What is required: Each line that holds the word "nurses" should be returned.

Data in this exercise:
========================

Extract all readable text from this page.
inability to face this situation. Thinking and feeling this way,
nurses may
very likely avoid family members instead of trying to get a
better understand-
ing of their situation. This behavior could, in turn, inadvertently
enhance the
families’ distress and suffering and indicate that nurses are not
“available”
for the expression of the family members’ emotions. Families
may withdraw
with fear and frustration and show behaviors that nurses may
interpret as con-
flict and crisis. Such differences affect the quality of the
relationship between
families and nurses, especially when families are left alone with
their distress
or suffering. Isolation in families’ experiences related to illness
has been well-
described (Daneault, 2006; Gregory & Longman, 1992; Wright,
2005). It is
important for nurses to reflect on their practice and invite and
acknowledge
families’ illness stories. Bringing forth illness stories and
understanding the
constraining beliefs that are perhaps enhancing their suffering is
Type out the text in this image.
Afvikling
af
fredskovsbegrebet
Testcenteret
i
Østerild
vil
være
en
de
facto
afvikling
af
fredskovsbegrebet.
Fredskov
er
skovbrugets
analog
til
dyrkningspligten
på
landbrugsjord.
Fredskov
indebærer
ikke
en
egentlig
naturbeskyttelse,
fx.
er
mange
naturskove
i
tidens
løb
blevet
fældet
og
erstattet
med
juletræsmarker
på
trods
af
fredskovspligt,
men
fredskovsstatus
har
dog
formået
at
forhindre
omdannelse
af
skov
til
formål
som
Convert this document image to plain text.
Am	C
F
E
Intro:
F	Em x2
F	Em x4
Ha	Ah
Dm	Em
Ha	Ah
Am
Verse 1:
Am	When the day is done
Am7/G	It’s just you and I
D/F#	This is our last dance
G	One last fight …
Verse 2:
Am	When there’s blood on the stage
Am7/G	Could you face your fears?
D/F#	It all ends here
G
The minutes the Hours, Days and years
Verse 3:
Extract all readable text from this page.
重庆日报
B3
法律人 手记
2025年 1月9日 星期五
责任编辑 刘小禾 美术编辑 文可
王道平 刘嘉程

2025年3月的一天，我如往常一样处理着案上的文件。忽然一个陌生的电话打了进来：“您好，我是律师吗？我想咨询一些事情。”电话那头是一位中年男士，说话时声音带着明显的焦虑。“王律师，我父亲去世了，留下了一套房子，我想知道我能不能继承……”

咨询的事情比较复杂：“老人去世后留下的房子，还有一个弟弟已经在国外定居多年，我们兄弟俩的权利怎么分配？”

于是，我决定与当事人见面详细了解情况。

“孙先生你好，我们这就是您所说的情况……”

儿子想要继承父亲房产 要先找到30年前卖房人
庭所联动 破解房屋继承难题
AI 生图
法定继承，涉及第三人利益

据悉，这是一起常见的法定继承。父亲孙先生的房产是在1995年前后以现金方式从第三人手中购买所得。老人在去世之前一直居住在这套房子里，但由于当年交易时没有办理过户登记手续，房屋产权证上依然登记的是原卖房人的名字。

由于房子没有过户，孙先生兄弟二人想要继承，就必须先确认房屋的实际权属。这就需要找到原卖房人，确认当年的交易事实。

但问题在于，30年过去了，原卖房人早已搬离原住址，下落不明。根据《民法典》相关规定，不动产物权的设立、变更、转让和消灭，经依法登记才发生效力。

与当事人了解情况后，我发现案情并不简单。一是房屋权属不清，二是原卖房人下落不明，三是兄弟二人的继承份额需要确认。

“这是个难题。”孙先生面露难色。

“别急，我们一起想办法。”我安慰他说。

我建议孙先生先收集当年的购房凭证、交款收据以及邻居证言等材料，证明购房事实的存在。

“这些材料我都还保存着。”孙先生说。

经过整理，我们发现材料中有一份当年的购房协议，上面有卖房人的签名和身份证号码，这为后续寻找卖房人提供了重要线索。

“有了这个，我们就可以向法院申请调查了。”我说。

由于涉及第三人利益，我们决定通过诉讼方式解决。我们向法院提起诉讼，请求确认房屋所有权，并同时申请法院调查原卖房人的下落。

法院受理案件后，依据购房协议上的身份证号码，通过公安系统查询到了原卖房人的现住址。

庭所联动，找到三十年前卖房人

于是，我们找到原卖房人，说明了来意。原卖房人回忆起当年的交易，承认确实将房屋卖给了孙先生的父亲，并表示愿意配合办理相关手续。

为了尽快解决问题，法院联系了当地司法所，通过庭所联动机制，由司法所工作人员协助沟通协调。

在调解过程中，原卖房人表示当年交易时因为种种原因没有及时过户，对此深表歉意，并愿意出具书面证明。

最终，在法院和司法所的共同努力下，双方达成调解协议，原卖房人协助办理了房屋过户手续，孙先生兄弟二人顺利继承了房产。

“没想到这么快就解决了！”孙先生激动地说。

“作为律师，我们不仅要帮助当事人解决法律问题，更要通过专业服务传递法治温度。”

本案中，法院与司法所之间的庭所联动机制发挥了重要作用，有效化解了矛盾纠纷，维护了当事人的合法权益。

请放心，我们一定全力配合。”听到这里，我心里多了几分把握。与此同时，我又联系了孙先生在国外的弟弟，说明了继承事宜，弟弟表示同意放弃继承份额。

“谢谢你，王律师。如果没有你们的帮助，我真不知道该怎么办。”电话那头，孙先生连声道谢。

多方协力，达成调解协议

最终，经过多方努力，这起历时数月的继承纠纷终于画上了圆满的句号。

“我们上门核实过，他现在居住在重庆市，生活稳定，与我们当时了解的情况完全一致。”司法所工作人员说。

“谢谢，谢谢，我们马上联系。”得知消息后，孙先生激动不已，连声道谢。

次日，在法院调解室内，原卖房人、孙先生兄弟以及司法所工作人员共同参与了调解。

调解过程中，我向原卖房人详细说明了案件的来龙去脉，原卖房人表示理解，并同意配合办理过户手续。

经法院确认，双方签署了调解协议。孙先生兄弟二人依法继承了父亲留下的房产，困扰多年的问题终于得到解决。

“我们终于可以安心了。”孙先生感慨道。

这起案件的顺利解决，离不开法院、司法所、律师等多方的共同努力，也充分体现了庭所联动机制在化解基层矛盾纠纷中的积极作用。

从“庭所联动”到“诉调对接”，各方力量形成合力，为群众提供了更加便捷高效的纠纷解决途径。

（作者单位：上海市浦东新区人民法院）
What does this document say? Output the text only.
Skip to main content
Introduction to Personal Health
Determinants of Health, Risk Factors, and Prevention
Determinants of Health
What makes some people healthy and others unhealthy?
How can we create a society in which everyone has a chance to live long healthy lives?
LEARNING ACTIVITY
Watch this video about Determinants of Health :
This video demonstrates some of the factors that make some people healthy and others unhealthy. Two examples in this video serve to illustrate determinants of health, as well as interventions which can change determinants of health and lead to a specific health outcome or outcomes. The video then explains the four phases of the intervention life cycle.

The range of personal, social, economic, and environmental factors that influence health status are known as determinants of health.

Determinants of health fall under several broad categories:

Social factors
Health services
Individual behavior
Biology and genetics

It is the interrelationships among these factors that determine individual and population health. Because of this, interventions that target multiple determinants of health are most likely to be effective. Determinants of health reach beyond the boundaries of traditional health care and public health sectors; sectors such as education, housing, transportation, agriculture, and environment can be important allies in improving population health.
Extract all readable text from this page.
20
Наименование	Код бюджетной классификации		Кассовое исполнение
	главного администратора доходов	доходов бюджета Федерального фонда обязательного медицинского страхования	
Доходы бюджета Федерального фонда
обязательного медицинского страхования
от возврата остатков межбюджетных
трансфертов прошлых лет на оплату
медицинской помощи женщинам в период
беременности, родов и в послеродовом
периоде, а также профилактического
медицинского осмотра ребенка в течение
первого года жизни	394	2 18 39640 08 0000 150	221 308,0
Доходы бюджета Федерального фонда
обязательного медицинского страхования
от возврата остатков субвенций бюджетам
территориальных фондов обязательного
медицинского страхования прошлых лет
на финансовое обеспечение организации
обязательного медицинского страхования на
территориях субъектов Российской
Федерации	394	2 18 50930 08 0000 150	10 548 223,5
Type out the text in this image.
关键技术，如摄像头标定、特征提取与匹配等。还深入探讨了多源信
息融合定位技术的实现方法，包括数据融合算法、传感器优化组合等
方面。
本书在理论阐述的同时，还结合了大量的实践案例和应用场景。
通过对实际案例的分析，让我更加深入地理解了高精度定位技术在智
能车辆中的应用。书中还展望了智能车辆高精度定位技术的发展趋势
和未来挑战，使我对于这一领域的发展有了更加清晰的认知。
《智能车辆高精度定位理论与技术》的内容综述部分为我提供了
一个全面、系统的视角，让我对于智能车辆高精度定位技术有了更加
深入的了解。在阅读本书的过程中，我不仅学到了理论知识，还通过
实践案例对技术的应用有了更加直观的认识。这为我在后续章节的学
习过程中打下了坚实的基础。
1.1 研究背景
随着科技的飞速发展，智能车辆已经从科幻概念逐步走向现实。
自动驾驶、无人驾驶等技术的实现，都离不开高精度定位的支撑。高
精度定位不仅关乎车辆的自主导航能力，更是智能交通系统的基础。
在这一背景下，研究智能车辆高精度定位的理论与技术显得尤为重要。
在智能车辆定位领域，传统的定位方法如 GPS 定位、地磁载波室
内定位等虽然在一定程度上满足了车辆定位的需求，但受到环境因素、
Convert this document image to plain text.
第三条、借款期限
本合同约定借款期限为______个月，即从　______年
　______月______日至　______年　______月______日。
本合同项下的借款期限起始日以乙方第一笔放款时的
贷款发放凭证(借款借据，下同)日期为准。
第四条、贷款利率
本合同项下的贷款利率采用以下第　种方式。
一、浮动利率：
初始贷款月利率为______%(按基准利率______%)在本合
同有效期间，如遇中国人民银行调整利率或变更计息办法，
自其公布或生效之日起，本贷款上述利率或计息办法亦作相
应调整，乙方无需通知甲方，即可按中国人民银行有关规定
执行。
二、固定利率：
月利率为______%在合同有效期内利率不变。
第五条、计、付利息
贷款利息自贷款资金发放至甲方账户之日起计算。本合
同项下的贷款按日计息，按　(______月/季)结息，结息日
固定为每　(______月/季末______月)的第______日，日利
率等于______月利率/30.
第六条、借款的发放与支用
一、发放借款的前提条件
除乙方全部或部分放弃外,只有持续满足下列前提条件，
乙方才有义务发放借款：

========================

Full solution:
nurses may
families’ distress and suffering and indicate that nurses are not
with fear and frustration and show behaviors that nurses may
families and nurses, especially when families are left alone with
important for nurses to reflect on their practice and invite and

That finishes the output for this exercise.